── Page text
2004-11-29 Thread Geoffrey Young

 Am I correct to say that Test::More is in the core for all but 5.6.1 the
 required minimum by mp2?

yes, but see below - we would have further version restrictions if we chose
to make T::M the engine for the entire mp2 test suite.

 so if we make a dependency on Test::More only
 the 5.6.1 users will have to figure out how to get this module before
 they can start building modperl? 

they shouldn't need the dependency to build mod_perl, only to test it :)

 If we agree to go with the switch to
 T::M, do we have sufficient functionality with T::M shipped with 5.8.0
 for example? i.e. is 5.6.1 the only perl version that we need to require
 users to do an extra operation or do we require a specific T::M version,
 in which case many other distros are affected?

to use Test::More for server side tests (a la t/response/foo.pm) we need at
least version 0.49, which was not even in 5.8.5.  client tests can use any
version of T::M as far as I know.

so really, if you want unlike() (or whatever) you would need to do that on a
per-test basis.  otherwise you would essentially be preventing a large
portion of the userbase from running the test suite as a whole.  I'm not
entirely convinced this is unacceptable, but I'm sure you are, so I'll give
in here :)

anyway, in the end I guess I wouldn't suggest moving to T::M entirely just
yet.  but if you want to use it occasionally within certain tests I think
that's fine.
────
── Excerpted records
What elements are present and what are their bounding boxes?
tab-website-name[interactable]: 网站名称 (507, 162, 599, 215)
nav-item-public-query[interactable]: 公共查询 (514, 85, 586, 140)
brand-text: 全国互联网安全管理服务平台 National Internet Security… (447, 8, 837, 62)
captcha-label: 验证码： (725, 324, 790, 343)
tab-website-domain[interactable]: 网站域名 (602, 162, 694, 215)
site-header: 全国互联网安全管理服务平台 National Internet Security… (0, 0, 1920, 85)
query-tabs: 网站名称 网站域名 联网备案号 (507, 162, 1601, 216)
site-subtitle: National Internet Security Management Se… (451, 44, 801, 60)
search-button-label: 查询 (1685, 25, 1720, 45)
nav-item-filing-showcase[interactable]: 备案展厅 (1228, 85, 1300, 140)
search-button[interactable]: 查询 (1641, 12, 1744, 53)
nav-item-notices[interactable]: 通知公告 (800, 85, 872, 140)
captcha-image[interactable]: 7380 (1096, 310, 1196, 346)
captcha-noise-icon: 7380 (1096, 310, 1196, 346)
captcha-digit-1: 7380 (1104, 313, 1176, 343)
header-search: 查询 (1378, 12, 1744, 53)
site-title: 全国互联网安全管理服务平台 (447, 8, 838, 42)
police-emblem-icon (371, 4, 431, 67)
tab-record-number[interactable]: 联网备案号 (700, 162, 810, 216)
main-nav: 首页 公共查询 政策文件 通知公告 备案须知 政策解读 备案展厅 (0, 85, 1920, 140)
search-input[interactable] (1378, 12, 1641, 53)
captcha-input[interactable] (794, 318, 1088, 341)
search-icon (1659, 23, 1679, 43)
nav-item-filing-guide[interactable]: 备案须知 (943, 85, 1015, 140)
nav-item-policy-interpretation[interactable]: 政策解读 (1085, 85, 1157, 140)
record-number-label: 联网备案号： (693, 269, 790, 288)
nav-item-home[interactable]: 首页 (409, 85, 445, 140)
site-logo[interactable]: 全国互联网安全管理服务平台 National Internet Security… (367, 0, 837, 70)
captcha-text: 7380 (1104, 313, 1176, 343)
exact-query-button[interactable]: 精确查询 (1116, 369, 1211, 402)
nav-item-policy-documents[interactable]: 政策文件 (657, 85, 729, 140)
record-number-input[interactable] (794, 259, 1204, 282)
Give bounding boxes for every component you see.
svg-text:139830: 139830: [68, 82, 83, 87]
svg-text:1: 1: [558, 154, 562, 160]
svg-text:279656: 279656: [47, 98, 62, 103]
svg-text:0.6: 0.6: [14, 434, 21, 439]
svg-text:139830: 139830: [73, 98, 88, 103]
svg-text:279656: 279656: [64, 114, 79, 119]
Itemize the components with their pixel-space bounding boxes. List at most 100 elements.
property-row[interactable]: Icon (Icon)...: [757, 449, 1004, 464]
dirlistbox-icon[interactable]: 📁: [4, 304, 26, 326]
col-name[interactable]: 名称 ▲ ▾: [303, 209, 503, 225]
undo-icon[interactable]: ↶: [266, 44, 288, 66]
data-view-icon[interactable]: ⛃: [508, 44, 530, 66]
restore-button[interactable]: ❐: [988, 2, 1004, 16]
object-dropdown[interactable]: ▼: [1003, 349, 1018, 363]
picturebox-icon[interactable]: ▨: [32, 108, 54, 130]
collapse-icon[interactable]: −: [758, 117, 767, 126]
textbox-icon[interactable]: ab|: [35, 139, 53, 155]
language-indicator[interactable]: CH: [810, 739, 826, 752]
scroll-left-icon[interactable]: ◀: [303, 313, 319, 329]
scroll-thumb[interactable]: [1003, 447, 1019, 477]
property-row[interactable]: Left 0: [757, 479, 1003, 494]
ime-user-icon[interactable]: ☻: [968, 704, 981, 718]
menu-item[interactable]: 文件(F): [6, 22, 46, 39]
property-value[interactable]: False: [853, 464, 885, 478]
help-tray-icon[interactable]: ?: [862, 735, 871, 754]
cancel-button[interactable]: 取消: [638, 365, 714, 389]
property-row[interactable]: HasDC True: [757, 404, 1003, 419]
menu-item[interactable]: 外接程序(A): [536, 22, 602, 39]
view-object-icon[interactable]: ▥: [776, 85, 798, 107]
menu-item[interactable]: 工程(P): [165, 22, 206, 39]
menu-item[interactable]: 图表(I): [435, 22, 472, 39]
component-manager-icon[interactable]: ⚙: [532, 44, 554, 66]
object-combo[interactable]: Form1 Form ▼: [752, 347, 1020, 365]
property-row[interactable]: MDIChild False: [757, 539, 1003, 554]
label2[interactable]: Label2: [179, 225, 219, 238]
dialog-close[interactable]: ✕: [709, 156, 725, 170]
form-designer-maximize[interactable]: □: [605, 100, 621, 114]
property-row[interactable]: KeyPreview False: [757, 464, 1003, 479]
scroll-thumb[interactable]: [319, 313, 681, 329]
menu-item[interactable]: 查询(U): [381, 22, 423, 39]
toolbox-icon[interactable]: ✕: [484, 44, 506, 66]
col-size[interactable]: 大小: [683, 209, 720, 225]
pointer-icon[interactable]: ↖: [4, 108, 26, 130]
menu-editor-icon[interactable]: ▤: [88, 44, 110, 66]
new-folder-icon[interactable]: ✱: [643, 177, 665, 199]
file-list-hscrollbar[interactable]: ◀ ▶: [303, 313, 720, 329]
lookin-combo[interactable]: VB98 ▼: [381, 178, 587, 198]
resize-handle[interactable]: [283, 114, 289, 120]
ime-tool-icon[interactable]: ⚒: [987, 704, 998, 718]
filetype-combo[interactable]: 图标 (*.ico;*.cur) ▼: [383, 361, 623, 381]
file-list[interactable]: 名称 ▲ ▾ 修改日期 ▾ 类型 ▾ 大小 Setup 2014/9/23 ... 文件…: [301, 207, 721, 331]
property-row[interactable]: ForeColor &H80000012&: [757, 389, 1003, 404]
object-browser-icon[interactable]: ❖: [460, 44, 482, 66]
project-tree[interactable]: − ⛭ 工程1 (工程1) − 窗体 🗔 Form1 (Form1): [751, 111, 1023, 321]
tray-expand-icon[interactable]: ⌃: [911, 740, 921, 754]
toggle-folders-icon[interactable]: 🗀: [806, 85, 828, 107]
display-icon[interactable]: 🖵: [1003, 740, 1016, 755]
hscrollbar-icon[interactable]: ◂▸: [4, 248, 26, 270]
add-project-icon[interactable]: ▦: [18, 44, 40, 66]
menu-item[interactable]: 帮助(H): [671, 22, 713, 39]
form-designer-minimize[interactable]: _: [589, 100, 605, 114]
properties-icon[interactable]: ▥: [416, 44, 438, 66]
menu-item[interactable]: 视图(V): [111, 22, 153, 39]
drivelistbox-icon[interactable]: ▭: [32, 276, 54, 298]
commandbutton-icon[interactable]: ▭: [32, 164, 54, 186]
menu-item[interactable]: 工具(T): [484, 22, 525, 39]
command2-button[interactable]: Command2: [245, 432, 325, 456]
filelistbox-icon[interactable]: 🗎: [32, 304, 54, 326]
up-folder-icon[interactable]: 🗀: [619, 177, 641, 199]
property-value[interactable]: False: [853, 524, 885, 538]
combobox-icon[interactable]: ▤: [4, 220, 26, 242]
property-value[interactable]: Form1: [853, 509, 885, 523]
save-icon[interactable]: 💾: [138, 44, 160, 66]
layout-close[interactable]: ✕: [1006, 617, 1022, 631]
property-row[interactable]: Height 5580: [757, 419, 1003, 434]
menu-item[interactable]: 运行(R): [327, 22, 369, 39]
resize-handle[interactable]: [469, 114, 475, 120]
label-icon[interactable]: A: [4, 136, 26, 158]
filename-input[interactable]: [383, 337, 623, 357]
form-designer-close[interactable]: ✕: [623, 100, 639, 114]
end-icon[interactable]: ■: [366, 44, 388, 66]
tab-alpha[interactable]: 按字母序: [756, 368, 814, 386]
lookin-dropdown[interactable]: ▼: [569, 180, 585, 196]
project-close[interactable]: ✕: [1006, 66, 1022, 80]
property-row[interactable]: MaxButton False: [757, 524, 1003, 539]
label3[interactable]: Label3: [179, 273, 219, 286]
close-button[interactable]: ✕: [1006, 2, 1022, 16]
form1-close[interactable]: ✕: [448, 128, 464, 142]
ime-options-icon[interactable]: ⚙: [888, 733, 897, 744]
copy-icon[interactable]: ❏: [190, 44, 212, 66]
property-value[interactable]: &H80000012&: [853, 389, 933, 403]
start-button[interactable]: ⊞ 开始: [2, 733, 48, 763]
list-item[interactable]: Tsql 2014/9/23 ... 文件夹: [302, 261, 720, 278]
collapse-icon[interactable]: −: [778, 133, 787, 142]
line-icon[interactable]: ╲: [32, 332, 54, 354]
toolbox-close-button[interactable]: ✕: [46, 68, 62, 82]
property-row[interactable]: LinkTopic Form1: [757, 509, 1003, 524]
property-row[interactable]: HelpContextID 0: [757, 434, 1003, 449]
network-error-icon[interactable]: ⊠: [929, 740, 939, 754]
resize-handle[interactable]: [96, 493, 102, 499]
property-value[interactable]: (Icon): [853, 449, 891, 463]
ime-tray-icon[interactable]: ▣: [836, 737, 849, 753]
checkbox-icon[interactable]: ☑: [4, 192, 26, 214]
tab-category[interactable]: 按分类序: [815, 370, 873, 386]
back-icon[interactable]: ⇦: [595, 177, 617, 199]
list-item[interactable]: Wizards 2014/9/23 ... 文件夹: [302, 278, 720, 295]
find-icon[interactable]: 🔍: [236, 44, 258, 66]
────
# Exercise instructions
[a] Translate this sentence from the Test::More thread into German: "client tests can use any version of T::M as far as I know."
[b] Answer these questions using the Test::More thread:
(i) Which Perl version is named as the required minimum by mp2?
(ii) Is the Test::More dependency needed to build mod_perl, or only to test it?
(iii) What is the lowest Test::More version needed for server side tests?
The entries are not needed for either task.

# Answers below
[a] Client-Tests können meines Wissens jede beliebige Version von T::M verwenden.

[b]
(i) 5.6.1
(ii) Only to test it.
(iii) 0.49